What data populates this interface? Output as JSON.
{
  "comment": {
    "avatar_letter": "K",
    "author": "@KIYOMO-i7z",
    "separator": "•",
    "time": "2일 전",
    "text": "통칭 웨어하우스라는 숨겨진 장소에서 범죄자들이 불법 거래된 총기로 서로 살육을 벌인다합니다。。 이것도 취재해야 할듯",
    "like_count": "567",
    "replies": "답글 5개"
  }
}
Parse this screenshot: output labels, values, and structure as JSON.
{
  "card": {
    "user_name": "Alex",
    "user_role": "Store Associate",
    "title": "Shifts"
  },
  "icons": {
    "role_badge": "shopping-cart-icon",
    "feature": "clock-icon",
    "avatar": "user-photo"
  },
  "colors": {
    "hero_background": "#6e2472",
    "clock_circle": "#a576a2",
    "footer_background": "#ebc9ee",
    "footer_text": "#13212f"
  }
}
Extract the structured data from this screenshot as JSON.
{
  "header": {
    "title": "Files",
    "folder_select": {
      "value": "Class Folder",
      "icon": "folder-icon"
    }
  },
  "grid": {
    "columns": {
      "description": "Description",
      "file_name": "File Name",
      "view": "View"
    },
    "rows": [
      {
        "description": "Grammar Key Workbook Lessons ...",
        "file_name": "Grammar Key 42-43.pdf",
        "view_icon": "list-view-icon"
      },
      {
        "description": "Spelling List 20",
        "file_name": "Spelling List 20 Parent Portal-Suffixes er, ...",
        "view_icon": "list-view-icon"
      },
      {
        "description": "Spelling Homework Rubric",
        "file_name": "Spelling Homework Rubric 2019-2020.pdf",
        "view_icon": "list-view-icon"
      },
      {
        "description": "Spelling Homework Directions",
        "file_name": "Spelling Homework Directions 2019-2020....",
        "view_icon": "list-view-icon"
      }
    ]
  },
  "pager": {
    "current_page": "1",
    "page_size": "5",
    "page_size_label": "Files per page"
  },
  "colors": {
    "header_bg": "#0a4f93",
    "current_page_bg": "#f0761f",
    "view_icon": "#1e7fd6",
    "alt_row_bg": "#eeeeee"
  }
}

### Your instructions
From the data, collect all lines where the string "Files" appears.

### Written answer
    "title": "Files",
    "page_size_label": "Files per page"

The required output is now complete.